▸ **EXERCISE INPUTS**:
:::::

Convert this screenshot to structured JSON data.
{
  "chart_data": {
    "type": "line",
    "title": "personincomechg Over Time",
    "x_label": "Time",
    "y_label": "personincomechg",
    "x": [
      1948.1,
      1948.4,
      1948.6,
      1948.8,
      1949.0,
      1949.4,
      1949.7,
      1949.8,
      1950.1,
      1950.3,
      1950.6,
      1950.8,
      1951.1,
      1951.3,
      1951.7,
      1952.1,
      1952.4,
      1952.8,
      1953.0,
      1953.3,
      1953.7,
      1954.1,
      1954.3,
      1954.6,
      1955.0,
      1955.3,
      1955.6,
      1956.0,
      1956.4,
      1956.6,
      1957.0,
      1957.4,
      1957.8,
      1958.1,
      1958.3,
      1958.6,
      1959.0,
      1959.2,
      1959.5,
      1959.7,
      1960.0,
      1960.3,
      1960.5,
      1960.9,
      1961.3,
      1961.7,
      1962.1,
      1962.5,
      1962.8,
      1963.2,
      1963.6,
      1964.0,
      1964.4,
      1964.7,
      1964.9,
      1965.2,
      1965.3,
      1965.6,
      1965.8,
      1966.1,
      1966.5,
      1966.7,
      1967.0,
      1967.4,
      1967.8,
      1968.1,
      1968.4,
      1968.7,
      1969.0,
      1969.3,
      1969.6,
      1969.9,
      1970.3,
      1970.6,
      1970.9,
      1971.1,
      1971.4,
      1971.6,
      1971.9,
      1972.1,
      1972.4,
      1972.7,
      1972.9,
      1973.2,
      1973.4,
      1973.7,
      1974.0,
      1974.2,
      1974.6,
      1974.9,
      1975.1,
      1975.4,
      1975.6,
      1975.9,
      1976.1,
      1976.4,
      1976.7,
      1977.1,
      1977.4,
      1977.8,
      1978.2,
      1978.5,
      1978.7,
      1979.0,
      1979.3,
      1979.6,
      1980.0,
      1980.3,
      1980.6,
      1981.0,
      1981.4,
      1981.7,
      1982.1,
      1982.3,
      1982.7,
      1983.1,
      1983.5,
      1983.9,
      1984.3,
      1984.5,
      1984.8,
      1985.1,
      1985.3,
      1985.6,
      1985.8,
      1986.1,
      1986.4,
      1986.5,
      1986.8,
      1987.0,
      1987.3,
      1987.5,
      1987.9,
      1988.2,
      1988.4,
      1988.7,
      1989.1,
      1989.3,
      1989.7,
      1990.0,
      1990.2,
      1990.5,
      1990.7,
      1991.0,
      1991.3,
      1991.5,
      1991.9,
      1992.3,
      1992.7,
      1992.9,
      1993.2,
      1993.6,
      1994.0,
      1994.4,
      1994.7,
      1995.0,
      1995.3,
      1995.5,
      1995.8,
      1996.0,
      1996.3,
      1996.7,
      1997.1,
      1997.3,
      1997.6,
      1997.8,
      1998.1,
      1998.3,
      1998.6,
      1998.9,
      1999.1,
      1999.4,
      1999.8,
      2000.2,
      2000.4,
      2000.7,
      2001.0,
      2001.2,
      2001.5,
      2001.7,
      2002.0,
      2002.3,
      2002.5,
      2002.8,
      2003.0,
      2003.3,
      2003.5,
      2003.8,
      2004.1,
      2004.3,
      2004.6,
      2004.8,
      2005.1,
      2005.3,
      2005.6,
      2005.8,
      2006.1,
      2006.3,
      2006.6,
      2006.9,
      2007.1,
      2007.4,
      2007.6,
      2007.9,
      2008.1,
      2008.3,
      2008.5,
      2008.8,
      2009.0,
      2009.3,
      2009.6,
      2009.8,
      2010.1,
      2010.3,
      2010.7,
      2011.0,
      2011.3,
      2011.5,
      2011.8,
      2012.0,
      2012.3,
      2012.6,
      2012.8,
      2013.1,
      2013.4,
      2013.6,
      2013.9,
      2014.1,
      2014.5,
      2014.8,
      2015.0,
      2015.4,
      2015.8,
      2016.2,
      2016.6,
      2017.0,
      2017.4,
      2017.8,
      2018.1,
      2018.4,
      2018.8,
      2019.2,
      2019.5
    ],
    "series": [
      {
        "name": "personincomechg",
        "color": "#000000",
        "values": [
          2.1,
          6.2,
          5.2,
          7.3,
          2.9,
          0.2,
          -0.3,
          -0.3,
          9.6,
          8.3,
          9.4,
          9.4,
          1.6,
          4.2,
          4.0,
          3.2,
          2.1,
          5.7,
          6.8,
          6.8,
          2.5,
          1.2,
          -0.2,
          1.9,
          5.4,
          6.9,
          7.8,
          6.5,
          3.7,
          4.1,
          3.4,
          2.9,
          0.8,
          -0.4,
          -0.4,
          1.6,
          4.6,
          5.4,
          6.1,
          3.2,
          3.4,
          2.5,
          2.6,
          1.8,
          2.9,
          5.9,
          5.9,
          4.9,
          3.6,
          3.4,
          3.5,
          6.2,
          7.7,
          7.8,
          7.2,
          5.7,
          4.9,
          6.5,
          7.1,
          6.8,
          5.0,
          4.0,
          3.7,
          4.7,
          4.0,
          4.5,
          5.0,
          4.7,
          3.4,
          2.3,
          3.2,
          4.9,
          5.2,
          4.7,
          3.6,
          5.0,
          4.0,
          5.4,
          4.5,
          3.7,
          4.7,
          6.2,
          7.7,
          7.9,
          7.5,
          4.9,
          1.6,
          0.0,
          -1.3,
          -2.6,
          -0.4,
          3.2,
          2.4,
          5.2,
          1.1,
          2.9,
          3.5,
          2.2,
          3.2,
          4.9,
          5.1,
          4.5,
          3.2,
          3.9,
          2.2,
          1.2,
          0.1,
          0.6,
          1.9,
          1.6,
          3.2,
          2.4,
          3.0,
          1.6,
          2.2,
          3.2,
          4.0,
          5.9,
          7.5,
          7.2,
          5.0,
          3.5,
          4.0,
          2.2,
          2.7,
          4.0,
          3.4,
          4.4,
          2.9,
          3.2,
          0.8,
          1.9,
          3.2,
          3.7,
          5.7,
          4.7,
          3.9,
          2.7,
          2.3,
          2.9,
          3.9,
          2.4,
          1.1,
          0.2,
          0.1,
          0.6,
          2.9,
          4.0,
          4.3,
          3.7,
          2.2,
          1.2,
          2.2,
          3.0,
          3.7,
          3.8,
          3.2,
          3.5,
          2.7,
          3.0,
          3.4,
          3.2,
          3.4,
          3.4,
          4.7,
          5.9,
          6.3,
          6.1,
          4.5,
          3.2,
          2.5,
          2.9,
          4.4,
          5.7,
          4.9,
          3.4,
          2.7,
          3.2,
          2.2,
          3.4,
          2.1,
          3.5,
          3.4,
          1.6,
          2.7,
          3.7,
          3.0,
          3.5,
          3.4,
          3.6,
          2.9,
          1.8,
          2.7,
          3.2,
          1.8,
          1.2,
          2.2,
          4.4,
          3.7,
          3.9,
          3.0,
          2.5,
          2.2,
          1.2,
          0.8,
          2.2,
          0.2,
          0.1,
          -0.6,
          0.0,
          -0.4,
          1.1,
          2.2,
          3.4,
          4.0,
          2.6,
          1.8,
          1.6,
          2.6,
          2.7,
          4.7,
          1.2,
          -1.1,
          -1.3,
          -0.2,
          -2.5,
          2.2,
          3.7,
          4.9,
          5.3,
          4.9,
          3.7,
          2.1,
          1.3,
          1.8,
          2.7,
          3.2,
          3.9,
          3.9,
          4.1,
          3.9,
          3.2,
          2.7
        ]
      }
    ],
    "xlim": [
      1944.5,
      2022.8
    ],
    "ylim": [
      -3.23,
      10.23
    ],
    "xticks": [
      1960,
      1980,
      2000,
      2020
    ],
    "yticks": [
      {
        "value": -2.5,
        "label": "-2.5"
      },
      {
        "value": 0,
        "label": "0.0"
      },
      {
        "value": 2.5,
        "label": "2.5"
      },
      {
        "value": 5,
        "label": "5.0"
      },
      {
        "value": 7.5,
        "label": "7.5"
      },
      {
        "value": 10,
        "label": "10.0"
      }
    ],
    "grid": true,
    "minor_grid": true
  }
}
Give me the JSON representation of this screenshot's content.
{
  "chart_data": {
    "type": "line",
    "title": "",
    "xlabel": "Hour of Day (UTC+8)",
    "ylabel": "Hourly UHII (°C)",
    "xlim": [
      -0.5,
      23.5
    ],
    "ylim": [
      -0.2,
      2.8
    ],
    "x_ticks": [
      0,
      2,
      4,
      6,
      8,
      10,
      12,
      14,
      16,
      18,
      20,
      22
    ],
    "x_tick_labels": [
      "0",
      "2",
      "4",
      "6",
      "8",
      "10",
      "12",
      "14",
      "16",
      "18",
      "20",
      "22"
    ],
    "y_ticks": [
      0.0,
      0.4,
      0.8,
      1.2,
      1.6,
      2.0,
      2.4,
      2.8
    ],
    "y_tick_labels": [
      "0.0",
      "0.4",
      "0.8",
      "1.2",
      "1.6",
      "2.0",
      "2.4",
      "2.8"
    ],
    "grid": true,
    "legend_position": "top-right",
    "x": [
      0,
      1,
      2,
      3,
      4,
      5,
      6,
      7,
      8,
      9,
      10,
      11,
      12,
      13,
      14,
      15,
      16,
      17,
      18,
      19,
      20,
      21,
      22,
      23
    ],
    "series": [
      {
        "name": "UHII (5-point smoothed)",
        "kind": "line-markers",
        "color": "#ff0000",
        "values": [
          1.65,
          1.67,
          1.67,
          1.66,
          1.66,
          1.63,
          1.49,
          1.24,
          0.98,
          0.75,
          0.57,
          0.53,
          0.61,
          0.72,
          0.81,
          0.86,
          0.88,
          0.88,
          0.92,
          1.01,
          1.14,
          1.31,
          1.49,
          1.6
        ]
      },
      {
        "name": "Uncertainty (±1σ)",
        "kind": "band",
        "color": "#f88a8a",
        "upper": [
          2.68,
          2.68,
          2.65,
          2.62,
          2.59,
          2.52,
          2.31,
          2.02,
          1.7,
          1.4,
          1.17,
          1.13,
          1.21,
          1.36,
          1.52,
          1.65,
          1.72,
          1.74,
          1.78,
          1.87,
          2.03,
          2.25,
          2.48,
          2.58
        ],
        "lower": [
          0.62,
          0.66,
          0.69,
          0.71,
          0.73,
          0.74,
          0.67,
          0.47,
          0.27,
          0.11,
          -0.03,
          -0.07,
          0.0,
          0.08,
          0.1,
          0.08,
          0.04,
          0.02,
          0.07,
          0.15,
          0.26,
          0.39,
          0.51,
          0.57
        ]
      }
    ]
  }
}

:::::

▸ **PROMPT**: Reply with one number only: the count of lines in the entries that contain "Time".

▸ **SOLUTION TO THIS EXERCISE**: 2